*Dataset content*:
# # #

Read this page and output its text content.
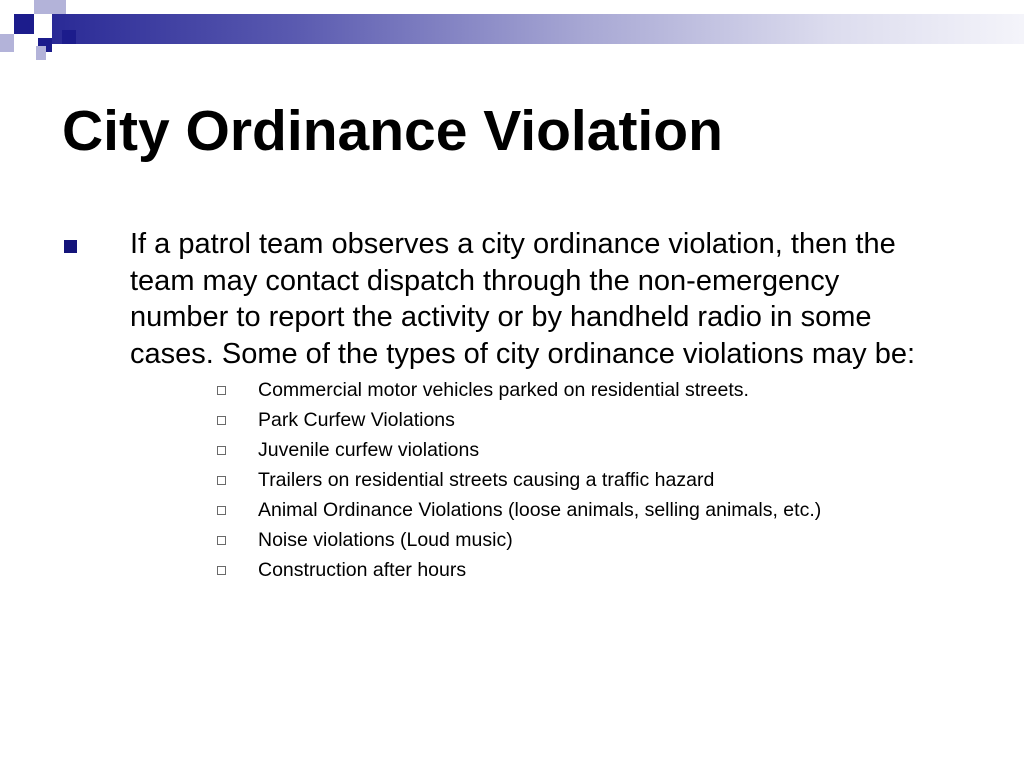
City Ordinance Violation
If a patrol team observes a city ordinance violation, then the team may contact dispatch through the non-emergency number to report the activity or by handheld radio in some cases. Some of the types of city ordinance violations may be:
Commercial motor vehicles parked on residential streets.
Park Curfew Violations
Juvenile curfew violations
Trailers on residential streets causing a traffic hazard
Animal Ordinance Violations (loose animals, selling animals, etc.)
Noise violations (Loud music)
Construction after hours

# # #

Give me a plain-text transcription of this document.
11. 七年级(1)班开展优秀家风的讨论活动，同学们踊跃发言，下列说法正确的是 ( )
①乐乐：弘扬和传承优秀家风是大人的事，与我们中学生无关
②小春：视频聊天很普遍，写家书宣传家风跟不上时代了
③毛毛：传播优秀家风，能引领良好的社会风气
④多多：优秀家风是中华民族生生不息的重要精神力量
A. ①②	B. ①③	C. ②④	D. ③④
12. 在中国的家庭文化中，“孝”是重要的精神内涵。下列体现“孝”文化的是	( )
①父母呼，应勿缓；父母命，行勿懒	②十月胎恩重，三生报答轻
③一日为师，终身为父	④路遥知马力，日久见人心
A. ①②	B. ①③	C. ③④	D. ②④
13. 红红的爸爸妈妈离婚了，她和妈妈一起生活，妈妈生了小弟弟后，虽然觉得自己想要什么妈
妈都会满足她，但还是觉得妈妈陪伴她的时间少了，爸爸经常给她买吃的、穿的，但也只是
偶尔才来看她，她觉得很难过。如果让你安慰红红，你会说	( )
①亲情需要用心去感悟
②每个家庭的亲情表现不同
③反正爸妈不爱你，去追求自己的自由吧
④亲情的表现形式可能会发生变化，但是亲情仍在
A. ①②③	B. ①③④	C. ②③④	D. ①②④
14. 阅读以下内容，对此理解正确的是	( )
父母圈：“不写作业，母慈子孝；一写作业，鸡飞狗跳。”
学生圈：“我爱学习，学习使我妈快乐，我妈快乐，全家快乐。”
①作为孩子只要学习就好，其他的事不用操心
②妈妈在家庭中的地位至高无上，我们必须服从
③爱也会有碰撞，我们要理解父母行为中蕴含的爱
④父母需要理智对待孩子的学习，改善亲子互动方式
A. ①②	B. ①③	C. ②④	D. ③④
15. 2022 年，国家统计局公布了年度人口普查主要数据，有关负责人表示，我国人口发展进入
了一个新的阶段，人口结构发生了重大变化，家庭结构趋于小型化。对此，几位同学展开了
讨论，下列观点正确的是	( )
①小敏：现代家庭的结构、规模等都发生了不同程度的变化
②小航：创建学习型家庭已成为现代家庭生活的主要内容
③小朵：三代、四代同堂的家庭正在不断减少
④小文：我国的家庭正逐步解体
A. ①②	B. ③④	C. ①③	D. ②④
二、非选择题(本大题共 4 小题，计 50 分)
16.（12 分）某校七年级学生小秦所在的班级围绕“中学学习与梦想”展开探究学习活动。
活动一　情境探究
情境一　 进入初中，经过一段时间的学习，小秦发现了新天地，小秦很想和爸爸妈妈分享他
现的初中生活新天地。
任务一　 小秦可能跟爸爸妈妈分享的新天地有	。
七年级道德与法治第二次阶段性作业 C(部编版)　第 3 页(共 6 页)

# # #

*Exercise goal*: Using the listing, copy every line where the word "residential" shows up.

*Complete answer*:
Commercial motor vehicles parked on residential streets.
Trailers on residential streets causing a traffic hazard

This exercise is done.